Using the data below, copy every line that contains the word "xlabel".

- - -

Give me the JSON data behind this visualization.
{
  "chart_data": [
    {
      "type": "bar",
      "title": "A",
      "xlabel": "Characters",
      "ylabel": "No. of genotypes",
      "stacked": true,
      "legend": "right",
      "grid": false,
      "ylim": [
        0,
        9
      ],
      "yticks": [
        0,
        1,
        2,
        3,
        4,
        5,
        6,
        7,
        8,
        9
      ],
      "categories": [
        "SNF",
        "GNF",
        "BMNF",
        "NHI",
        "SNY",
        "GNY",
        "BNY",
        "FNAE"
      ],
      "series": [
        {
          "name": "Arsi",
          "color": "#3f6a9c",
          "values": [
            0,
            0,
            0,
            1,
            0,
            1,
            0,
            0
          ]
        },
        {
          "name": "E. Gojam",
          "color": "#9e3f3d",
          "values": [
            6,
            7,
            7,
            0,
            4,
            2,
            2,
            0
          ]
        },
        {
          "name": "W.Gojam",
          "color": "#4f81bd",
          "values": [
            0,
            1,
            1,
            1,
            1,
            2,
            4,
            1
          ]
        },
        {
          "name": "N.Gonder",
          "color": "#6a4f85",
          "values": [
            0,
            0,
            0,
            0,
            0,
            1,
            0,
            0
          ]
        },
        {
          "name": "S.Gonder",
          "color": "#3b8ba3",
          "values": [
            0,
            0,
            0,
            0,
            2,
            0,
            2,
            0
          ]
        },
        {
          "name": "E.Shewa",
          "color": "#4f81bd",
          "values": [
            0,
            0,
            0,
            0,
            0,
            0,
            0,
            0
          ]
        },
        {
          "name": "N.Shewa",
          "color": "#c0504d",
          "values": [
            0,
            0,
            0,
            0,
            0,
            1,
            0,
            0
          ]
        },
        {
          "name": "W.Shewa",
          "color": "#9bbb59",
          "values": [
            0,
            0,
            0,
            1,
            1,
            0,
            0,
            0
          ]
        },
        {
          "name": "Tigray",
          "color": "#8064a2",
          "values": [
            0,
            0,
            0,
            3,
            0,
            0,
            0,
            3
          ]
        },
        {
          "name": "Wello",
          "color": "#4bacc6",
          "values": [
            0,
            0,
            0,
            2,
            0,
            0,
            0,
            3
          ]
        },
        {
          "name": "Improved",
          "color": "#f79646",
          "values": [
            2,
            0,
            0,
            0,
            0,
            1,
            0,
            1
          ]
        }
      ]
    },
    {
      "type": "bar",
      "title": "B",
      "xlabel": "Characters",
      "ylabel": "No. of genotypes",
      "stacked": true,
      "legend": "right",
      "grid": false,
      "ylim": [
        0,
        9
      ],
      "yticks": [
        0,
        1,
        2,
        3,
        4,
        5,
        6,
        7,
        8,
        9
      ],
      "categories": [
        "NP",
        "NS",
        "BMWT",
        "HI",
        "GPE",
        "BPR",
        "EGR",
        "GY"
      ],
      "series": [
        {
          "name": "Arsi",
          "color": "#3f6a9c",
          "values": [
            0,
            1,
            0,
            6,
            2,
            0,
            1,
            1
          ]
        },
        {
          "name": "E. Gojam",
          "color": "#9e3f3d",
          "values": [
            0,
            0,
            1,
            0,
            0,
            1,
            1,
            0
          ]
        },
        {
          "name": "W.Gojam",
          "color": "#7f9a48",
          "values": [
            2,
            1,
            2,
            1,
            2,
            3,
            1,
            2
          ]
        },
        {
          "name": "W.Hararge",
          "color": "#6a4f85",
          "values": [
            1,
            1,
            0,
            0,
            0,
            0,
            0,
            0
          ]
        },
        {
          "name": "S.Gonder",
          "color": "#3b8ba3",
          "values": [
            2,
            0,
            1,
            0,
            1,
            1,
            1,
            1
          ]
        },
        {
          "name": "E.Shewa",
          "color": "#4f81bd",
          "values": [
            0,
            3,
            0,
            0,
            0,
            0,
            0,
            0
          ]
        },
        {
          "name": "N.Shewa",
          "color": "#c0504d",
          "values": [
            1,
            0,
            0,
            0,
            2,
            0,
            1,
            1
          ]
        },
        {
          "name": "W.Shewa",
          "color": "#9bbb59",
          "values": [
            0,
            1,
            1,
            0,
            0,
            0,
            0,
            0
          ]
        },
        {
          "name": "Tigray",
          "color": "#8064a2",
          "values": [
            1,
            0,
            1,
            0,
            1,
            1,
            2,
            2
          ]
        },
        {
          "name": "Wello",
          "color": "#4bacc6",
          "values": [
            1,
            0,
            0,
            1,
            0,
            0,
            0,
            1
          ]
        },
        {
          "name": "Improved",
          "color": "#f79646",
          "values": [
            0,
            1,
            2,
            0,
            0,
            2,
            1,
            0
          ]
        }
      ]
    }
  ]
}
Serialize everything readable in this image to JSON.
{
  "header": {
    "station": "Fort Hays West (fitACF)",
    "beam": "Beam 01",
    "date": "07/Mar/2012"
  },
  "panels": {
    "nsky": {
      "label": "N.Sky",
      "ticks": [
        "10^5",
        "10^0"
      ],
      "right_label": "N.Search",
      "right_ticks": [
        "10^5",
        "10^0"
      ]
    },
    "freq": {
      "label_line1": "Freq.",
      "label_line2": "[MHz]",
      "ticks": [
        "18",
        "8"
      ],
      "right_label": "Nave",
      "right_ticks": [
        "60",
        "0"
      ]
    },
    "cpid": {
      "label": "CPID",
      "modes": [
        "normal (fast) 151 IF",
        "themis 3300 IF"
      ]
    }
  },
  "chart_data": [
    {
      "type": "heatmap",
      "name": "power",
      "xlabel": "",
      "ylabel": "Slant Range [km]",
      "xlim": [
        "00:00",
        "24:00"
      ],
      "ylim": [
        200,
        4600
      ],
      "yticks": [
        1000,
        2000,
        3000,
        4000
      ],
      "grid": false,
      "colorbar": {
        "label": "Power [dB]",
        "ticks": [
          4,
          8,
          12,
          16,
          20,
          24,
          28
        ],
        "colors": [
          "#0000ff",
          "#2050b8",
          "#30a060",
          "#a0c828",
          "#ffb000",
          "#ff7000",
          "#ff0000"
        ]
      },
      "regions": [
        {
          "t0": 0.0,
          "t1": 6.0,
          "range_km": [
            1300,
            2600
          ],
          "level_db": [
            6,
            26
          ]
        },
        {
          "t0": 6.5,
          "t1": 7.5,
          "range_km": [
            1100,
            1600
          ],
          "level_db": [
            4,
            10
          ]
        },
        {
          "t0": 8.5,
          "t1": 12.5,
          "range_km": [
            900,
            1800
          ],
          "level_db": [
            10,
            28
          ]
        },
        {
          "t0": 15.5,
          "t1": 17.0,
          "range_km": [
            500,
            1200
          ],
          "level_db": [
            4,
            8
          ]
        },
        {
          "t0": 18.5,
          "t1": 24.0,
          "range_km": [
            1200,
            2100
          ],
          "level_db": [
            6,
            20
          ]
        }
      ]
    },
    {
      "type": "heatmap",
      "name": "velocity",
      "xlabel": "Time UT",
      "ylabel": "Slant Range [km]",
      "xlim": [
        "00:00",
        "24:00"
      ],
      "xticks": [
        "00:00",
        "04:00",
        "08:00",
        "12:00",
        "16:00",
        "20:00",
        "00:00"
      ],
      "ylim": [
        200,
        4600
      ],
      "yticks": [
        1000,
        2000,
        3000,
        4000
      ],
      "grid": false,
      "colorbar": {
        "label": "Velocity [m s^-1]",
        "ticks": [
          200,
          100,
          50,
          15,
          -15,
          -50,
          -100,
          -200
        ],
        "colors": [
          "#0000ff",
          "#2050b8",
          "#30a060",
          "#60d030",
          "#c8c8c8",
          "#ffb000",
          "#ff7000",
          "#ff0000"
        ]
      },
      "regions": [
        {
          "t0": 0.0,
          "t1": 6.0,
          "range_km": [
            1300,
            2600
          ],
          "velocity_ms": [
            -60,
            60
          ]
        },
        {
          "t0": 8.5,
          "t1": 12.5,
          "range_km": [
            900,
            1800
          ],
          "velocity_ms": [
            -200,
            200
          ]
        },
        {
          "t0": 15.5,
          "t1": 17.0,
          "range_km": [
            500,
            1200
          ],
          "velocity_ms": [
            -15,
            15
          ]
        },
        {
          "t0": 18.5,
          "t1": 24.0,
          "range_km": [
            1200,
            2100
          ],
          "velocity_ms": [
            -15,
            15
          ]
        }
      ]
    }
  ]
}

- - -

▸ WRITTEN RESPONSE
      "xlabel": "Characters",
      "xlabel": "Characters",
      "xlabel": "",
      "xlabel": "Time UT",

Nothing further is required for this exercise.